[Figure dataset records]

-------------------------

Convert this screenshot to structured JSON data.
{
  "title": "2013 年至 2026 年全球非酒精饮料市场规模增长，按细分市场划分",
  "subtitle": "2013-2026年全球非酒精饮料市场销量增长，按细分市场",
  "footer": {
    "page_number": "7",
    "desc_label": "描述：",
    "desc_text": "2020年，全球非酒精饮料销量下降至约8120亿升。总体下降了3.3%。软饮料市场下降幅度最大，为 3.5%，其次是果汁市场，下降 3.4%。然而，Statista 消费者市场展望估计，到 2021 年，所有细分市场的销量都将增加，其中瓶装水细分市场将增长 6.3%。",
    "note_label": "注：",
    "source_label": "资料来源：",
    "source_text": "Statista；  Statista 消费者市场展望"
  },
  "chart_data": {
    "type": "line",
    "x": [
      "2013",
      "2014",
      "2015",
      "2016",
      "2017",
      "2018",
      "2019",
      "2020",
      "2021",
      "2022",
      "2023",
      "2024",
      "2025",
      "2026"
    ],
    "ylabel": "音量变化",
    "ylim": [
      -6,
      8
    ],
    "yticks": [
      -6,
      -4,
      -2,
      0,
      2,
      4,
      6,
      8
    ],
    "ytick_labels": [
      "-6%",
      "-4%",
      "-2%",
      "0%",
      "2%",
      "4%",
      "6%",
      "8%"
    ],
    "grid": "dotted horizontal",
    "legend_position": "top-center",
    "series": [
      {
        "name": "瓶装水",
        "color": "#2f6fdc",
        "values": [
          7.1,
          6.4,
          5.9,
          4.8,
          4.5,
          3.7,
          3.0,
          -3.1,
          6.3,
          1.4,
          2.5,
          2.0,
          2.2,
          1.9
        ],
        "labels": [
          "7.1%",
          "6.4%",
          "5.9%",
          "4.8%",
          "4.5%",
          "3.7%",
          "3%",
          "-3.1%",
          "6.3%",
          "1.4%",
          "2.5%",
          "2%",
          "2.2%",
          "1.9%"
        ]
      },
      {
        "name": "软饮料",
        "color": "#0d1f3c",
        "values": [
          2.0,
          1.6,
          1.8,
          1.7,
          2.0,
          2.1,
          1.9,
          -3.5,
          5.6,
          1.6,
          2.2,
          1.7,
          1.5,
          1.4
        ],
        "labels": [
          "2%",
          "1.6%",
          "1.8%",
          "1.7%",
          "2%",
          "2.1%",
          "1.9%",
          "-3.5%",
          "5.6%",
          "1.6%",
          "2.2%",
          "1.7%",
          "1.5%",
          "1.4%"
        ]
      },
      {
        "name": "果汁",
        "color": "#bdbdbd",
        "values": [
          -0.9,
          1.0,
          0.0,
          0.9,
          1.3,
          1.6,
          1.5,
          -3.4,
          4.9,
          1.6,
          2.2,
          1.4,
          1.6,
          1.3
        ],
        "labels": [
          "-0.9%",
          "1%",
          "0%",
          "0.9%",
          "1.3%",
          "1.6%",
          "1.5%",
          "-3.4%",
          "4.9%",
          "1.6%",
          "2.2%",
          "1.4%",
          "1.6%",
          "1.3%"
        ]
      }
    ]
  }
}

-------------------------

- **AIM**
Extract, word for word, each line of the listing above.

- **TASK RESPONSE**
Convert this screenshot to structured JSON data.
{
  "title": "2013 年至 2026 年全球非酒精饮料市场规模增长，按细分市场划分",
  "subtitle": "2013-2026年全球非酒精饮料市场销量增长，按细分市场",
  "footer": {
    "page_number": "7",
    "desc_label": "描述：",
    "desc_text": "2020年，全球非酒精饮料销量下降至约8120亿升。总体下降了3.3%。软饮料市场下降幅度最大，为 3.5%，其次是果汁市场，下降 3.4%。然而，Statista 消费者市场展望估计，到 2021 年，所有细分市场的销量都将增加，其中瓶装水细分市场将增长 6.3%。",
    "note_label": "注：",
    "source_label": "资料来源：",
    "source_text": "Statista；  Statista 消费者市场展望"
  },
  "chart_data": {
    "type": "line",
    "x": [
      "2013",
      "2014",
      "2015",
      "2016",
      "2017",
      "2018",
      "2019",
      "2020",
      "2021",
      "2022",
      "2023",
      "2024",
      "2025",
      "2026"
    ],
    "ylabel": "音量变化",
    "ylim": [
      -6,
      8
    ],
    "yticks": [
      -6,
      -4,
      -2,
      0,
      2,
      4,
      6,
      8
    ],
    "ytick_labels": [
      "-6%",
      "-4%",
      "-2%",
      "0%",
      "2%",
      "4%",
      "6%",
      "8%"
    ],
    "grid": "dotted horizontal",
    "legend_position": "top-center",
    "series": [
      {
        "name": "瓶装水",
        "color": "#2f6fdc",
        "values": [
          7.1,
          6.4,
          5.9,
          4.8,
          4.5,
          3.7,
          3.0,
          -3.1,
          6.3,
          1.4,
          2.5,
          2.0,
          2.2,
          1.9
        ],
        "labels": [
          "7.1%",
          "6.4%",
          "5.9%",
          "4.8%",
          "4.5%",
          "3.7%",
          "3%",
          "-3.1%",
          "6.3%",
          "1.4%",
          "2.5%",
          "2%",
          "2.2%",
          "1.9%"
        ]
      },
      {
        "name": "软饮料",
        "color": "#0d1f3c",
        "values": [
          2.0,
          1.6,
          1.8,
          1.7,
          2.0,
          2.1,
          1.9,
          -3.5,
          5.6,
          1.6,
          2.2,
          1.7,
          1.5,
          1.4
        ],
        "labels": [
          "2%",
          "1.6%",
          "1.8%",
          "1.7%",
          "2%",
          "2.1%",
          "1.9%",
          "-3.5%",
          "5.6%",
          "1.6%",
          "2.2%",
          "1.7%",
          "1.5%",
          "1.4%"
        ]
      },
      {
        "name": "果汁",
        "color": "#bdbdbd",
        "values": [
          -0.9,
          1.0,
          0.0,
          0.9,
          1.3,
          1.6,
          1.5,
          -3.4,
          4.9,
          1.6,
          2.2,
          1.4,
          1.6,
          1.3
        ],
        "labels": [
          "-0.9%",
          "1%",
          "0%",
          "0.9%",
          "1.3%",
          "1.6%",
          "1.5%",
          "-3.4%",
          "4.9%",
          "1.6%",
          "2.2%",
          "1.4%",
          "1.6%",
          "1.3%"
        ]
      }
    ]
  }
}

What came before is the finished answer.